>>>
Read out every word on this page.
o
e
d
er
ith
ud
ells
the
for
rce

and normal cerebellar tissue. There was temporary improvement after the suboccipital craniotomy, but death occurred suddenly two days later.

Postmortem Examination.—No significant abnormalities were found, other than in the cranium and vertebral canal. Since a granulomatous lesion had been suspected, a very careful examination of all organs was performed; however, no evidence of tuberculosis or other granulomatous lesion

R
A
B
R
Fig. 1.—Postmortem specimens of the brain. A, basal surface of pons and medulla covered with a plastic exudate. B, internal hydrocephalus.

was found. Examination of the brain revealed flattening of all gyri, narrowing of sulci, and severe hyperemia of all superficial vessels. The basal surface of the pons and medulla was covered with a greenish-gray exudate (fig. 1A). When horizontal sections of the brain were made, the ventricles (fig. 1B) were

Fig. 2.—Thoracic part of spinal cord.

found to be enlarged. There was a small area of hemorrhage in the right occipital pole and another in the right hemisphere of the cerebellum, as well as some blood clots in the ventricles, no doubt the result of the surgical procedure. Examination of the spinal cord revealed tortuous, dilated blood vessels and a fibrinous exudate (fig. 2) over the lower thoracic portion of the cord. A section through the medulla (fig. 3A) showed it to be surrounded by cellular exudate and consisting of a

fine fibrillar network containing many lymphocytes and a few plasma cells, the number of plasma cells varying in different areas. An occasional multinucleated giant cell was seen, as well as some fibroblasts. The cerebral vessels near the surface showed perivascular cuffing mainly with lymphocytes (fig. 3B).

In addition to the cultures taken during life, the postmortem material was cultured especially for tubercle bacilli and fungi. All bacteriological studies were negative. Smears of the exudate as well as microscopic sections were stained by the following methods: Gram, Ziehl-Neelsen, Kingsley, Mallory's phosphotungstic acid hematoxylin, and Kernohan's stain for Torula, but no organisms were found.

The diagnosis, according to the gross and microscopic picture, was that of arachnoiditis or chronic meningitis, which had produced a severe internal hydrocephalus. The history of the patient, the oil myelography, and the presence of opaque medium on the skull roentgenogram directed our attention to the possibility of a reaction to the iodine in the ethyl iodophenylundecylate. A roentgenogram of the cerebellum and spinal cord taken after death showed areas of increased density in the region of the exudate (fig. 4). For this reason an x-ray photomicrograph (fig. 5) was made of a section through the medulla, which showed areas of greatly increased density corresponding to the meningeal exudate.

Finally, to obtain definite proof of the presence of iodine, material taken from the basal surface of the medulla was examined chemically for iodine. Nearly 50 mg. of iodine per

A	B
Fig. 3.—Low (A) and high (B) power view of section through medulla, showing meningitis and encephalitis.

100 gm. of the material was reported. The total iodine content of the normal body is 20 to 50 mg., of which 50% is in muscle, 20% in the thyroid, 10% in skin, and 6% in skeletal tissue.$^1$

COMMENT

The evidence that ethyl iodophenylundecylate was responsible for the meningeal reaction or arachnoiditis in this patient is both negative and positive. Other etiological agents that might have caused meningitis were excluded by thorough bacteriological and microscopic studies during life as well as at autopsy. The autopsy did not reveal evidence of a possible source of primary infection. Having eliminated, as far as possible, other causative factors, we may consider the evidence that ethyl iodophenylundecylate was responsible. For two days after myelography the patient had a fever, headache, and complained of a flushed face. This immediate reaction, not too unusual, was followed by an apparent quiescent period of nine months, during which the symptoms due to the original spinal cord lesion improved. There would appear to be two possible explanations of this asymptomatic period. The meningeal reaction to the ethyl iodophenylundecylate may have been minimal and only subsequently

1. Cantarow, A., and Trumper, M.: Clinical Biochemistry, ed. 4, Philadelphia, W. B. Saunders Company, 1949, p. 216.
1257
<<<
Work item
Return every line of the material exactly.

Answer space
Read out every word on this page.
o
e
d
er
ith
ud
ells
the
for
rce

and normal cerebellar tissue. There was temporary improvement after the suboccipital craniotomy, but death occurred suddenly two days later.

Postmortem Examination.—No significant abnormalities were found, other than in the cranium and vertebral canal. Since a granulomatous lesion had been suspected, a very careful examination of all organs was performed; however, no evidence of tuberculosis or other granulomatous lesion

R
A
B
R
Fig. 1.—Postmortem specimens of the brain. A, basal surface of pons and medulla covered with a plastic exudate. B, internal hydrocephalus.

was found. Examination of the brain revealed flattening of all gyri, narrowing of sulci, and severe hyperemia of all superficial vessels. The basal surface of the pons and medulla was covered with a greenish-gray exudate (fig. 1A). When horizontal sections of the brain were made, the ventricles (fig. 1B) were

Fig. 2.—Thoracic part of spinal cord.

found to be enlarged. There was a small area of hemorrhage in the right occipital pole and another in the right hemisphere of the cerebellum, as well as some blood clots in the ventricles, no doubt the result of the surgical procedure. Examination of the spinal cord revealed tortuous, dilated blood vessels and a fibrinous exudate (fig. 2) over the lower thoracic portion of the cord. A section through the medulla (fig. 3A) showed it to be surrounded by cellular exudate and consisting of a

fine fibrillar network containing many lymphocytes and a few plasma cells, the number of plasma cells varying in different areas. An occasional multinucleated giant cell was seen, as well as some fibroblasts. The cerebral vessels near the surface showed perivascular cuffing mainly with lymphocytes (fig. 3B).

In addition to the cultures taken during life, the postmortem material was cultured especially for tubercle bacilli and fungi. All bacteriological studies were negative. Smears of the exudate as well as microscopic sections were stained by the following methods: Gram, Ziehl-Neelsen, Kingsley, Mallory's phosphotungstic acid hematoxylin, and Kernohan's stain for Torula, but no organisms were found.

The diagnosis, according to the gross and microscopic picture, was that of arachnoiditis or chronic meningitis, which had produced a severe internal hydrocephalus. The history of the patient, the oil myelography, and the presence of opaque medium on the skull roentgenogram directed our attention to the possibility of a reaction to the iodine in the ethyl iodophenylundecylate. A roentgenogram of the cerebellum and spinal cord taken after death showed areas of increased density in the region of the exudate (fig. 4). For this reason an x-ray photomicrograph (fig. 5) was made of a section through the medulla, which showed areas of greatly increased density corresponding to the meningeal exudate.

Finally, to obtain definite proof of the presence of iodine, material taken from the basal surface of the medulla was examined chemically for iodine. Nearly 50 mg. of iodine per

A	B
Fig. 3.—Low (A) and high (B) power view of section through medulla, showing meningitis and encephalitis.

100 gm. of the material was reported. The total iodine content of the normal body is 20 to 50 mg., of which 50% is in muscle, 20% in the thyroid, 10% in skin, and 6% in skeletal tissue.$^1$

COMMENT

The evidence that ethyl iodophenylundecylate was responsible for the meningeal reaction or arachnoiditis in this patient is both negative and positive. Other etiological agents that might have caused meningitis were excluded by thorough bacteriological and microscopic studies during life as well as at autopsy. The autopsy did not reveal evidence of a possible source of primary infection. Having eliminated, as far as possible, other causative factors, we may consider the evidence that ethyl iodophenylundecylate was responsible. For two days after myelography the patient had a fever, headache, and complained of a flushed face. This immediate reaction, not too unusual, was followed by an apparent quiescent period of nine months, during which the symptoms due to the original spinal cord lesion improved. There would appear to be two possible explanations of this asymptomatic period. The meningeal reaction to the ethyl iodophenylundecylate may have been minimal and only subsequently

1. Cantarow, A., and Trumper, M.: Clinical Biochemistry, ed. 4, Philadelphia, W. B. Saunders Company, 1949, p. 216.
1257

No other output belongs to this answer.